What is needed: Your task is to transcribe the data in full.

*** Dataset records

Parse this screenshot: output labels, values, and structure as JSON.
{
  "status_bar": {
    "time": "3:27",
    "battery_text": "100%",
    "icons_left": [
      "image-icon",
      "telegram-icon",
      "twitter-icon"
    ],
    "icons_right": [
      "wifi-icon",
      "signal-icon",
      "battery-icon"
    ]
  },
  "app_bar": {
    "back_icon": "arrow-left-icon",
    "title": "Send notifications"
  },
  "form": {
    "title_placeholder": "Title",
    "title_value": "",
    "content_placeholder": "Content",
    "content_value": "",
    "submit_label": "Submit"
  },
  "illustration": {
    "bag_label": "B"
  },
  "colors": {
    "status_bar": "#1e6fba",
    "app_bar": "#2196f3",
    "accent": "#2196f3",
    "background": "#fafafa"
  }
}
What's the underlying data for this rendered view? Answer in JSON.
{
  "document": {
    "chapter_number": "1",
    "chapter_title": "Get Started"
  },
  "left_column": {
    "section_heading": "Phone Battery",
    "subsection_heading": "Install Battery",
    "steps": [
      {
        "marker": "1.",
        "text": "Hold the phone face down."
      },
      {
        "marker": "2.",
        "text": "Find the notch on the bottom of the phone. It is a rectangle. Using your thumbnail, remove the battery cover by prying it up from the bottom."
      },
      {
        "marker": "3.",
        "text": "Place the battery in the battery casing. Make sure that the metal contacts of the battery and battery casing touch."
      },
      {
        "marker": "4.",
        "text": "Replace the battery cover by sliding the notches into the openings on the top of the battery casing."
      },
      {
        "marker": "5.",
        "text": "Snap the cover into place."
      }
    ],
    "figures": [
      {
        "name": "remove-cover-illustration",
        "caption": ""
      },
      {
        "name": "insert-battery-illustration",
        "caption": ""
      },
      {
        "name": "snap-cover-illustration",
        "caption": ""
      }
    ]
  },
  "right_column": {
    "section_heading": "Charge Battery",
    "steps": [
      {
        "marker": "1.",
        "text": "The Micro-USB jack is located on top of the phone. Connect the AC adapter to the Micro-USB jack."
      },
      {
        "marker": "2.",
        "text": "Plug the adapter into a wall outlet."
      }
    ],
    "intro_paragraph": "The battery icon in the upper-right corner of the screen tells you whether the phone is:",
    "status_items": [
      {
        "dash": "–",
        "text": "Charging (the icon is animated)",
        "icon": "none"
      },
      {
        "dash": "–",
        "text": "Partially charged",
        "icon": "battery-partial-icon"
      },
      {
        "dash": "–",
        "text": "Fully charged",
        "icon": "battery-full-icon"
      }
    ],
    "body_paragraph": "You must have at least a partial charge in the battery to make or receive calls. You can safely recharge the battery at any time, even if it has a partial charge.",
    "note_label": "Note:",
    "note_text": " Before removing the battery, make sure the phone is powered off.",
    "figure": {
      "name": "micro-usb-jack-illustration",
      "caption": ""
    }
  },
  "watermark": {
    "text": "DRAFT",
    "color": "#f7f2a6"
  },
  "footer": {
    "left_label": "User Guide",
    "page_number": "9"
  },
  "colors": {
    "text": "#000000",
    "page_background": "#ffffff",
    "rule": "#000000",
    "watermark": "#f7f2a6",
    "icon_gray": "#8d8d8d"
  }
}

******

Full output:
Parse this screenshot: output labels, values, and structure as JSON.
{
  "status_bar": {
    "time": "3:27",
    "battery_text": "100%",
    "icons_left": [
      "image-icon",
      "telegram-icon",
      "twitter-icon"
    ],
    "icons_right": [
      "wifi-icon",
      "signal-icon",
      "battery-icon"
    ]
  },
  "app_bar": {
    "back_icon": "arrow-left-icon",
    "title": "Send notifications"
  },
  "form": {
    "title_placeholder": "Title",
    "title_value": "",
    "content_placeholder": "Content",
    "content_value": "",
    "submit_label": "Submit"
  },
  "illustration": {
    "bag_label": "B"
  },
  "colors": {
    "status_bar": "#1e6fba",
    "app_bar": "#2196f3",
    "accent": "#2196f3",
    "background": "#fafafa"
  }
}
What's the underlying data for this rendered view? Answer in JSON.
{
  "document": {
    "chapter_number": "1",
    "chapter_title": "Get Started"
  },
  "left_column": {
    "section_heading": "Phone Battery",
    "subsection_heading": "Install Battery",
    "steps": [
      {
        "marker": "1.",
        "text": "Hold the phone face down."
      },
      {
        "marker": "2.",
        "text": "Find the notch on the bottom of the phone. It is a rectangle. Using your thumbnail, remove the battery cover by prying it up from the bottom."
      },
      {
        "marker": "3.",
        "text": "Place the battery in the battery casing. Make sure that the metal contacts of the battery and battery casing touch."
      },
      {
        "marker": "4.",
        "text": "Replace the battery cover by sliding the notches into the openings on the top of the battery casing."
      },
      {
        "marker": "5.",
        "text": "Snap the cover into place."
      }
    ],
    "figures": [
      {
        "name": "remove-cover-illustration",
        "caption": ""
      },
      {
        "name": "insert-battery-illustration",
        "caption": ""
      },
      {
        "name": "snap-cover-illustration",
        "caption": ""
      }
    ]
  },
  "right_column": {
    "section_heading": "Charge Battery",
    "steps": [
      {
        "marker": "1.",
        "text": "The Micro-USB jack is located on top of the phone. Connect the AC adapter to the Micro-USB jack."
      },
      {
        "marker": "2.",
        "text": "Plug the adapter into a wall outlet."
      }
    ],
    "intro_paragraph": "The battery icon in the upper-right corner of the screen tells you whether the phone is:",
    "status_items": [
      {
        "dash": "–",
        "text": "Charging (the icon is animated)",
        "icon": "none"
      },
      {
        "dash": "–",
        "text": "Partially charged",
        "icon": "battery-partial-icon"
      },
      {
        "dash": "–",
        "text": "Fully charged",
        "icon": "battery-full-icon"
      }
    ],
    "body_paragraph": "You must have at least a partial charge in the battery to make or receive calls. You can safely recharge the battery at any time, even if it has a partial charge.",
    "note_label": "Note:",
    "note_text": " Before removing the battery, make sure the phone is powered off.",
    "figure": {
      "name": "micro-usb-jack-illustration",
      "caption": ""
    }
  },
  "watermark": {
    "text": "DRAFT",
    "color": "#f7f2a6"
  },
  "footer": {
    "left_label": "User Guide",
    "page_number": "9"
  },
  "colors": {
    "text": "#000000",
    "page_background": "#ffffff",
    "rule": "#000000",
    "watermark": "#f7f2a6",
    "icon_gray": "#8d8d8d"
  }
}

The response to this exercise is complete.